• [Dataset records]
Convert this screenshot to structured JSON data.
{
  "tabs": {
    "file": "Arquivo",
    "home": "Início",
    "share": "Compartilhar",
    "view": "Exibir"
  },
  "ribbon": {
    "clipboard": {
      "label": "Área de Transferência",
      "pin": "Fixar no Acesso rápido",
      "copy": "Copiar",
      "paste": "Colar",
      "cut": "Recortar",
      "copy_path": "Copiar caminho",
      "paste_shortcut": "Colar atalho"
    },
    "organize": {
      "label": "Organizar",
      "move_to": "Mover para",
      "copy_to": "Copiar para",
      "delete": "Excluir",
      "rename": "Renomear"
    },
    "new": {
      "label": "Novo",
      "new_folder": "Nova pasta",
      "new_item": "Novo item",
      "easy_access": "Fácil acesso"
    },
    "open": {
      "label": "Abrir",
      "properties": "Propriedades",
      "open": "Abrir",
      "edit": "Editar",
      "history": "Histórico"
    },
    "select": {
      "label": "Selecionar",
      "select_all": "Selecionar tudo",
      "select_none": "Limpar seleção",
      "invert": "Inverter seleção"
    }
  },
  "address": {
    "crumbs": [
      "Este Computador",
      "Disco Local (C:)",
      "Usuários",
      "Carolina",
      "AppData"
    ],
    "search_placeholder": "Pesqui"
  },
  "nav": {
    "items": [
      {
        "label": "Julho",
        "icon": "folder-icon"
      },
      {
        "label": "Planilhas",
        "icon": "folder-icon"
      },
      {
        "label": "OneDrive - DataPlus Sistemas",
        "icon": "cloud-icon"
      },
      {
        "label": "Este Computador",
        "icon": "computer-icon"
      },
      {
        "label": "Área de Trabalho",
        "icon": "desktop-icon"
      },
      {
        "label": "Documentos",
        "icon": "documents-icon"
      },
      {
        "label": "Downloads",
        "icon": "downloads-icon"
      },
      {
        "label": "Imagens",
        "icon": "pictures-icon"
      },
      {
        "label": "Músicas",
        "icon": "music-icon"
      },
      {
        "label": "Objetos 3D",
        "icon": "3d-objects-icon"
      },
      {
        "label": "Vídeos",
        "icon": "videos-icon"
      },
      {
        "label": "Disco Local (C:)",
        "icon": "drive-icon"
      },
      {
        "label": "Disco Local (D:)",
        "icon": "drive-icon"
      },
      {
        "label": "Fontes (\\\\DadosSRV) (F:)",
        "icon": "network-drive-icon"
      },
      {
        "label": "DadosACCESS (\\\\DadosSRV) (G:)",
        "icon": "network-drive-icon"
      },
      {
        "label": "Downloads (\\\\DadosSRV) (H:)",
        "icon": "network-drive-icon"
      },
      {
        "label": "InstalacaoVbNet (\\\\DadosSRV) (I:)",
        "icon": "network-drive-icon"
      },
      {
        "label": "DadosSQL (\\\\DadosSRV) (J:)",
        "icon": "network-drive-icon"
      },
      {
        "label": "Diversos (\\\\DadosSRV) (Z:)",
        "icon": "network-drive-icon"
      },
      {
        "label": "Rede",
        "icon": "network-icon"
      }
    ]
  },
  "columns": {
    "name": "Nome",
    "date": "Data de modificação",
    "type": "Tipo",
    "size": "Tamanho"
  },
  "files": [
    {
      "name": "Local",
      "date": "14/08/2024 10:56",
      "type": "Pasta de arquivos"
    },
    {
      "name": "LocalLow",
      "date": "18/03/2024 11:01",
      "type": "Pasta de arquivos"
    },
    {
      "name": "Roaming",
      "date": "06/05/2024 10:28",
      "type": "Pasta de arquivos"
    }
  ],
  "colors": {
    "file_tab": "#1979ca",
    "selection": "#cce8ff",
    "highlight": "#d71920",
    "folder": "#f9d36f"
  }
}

• [Written problem]
Give the entries again in full, exactly as they are written.

• [Solution]
Convert this screenshot to structured JSON data.
{
  "tabs": {
    "file": "Arquivo",
    "home": "Início",
    "share": "Compartilhar",
    "view": "Exibir"
  },
  "ribbon": {
    "clipboard": {
      "label": "Área de Transferência",
      "pin": "Fixar no Acesso rápido",
      "copy": "Copiar",
      "paste": "Colar",
      "cut": "Recortar",
      "copy_path": "Copiar caminho",
      "paste_shortcut": "Colar atalho"
    },
    "organize": {
      "label": "Organizar",
      "move_to": "Mover para",
      "copy_to": "Copiar para",
      "delete": "Excluir",
      "rename": "Renomear"
    },
    "new": {
      "label": "Novo",
      "new_folder": "Nova pasta",
      "new_item": "Novo item",
      "easy_access": "Fácil acesso"
    },
    "open": {
      "label": "Abrir",
      "properties": "Propriedades",
      "open": "Abrir",
      "edit": "Editar",
      "history": "Histórico"
    },
    "select": {
      "label": "Selecionar",
      "select_all": "Selecionar tudo",
      "select_none": "Limpar seleção",
      "invert": "Inverter seleção"
    }
  },
  "address": {
    "crumbs": [
      "Este Computador",
      "Disco Local (C:)",
      "Usuários",
      "Carolina",
      "AppData"
    ],
    "search_placeholder": "Pesqui"
  },
  "nav": {
    "items": [
      {
        "label": "Julho",
        "icon": "folder-icon"
      },
      {
        "label": "Planilhas",
        "icon": "folder-icon"
      },
      {
        "label": "OneDrive - DataPlus Sistemas",
        "icon": "cloud-icon"
      },
      {
        "label": "Este Computador",
        "icon": "computer-icon"
      },
      {
        "label": "Área de Trabalho",
        "icon": "desktop-icon"
      },
      {
        "label": "Documentos",
        "icon": "documents-icon"
      },
      {
        "label": "Downloads",
        "icon": "downloads-icon"
      },
      {
        "label": "Imagens",
        "icon": "pictures-icon"
      },
      {
        "label": "Músicas",
        "icon": "music-icon"
      },
      {
        "label": "Objetos 3D",
        "icon": "3d-objects-icon"
      },
      {
        "label": "Vídeos",
        "icon": "videos-icon"
      },
      {
        "label": "Disco Local (C:)",
        "icon": "drive-icon"
      },
      {
        "label": "Disco Local (D:)",
        "icon": "drive-icon"
      },
      {
        "label": "Fontes (\\\\DadosSRV) (F:)",
        "icon": "network-drive-icon"
      },
      {
        "label": "DadosACCESS (\\\\DadosSRV) (G:)",
        "icon": "network-drive-icon"
      },
      {
        "label": "Downloads (\\\\DadosSRV) (H:)",
        "icon": "network-drive-icon"
      },
      {
        "label": "InstalacaoVbNet (\\\\DadosSRV) (I:)",
        "icon": "network-drive-icon"
      },
      {
        "label": "DadosSQL (\\\\DadosSRV) (J:)",
        "icon": "network-drive-icon"
      },
      {
        "label": "Diversos (\\\\DadosSRV) (Z:)",
        "icon": "network-drive-icon"
      },
      {
        "label": "Rede",
        "icon": "network-icon"
      }
    ]
  },
  "columns": {
    "name": "Nome",
    "date": "Data de modificação",
    "type": "Tipo",
    "size": "Tamanho"
  },
  "files": [
    {
      "name": "Local",
      "date": "14/08/2024 10:56",
      "type": "Pasta de arquivos"
    },
    {
      "name": "LocalLow",
      "date": "18/03/2024 11:01",
      "type": "Pasta de arquivos"
    },
    {
      "name": "Roaming",
      "date": "06/05/2024 10:28",
      "type": "Pasta de arquivos"
    }
  ],
  "colors": {
    "file_tab": "#1979ca",
    "selection": "#cce8ff",
    "highlight": "#d71920",
    "folder": "#f9d36f"
  }
}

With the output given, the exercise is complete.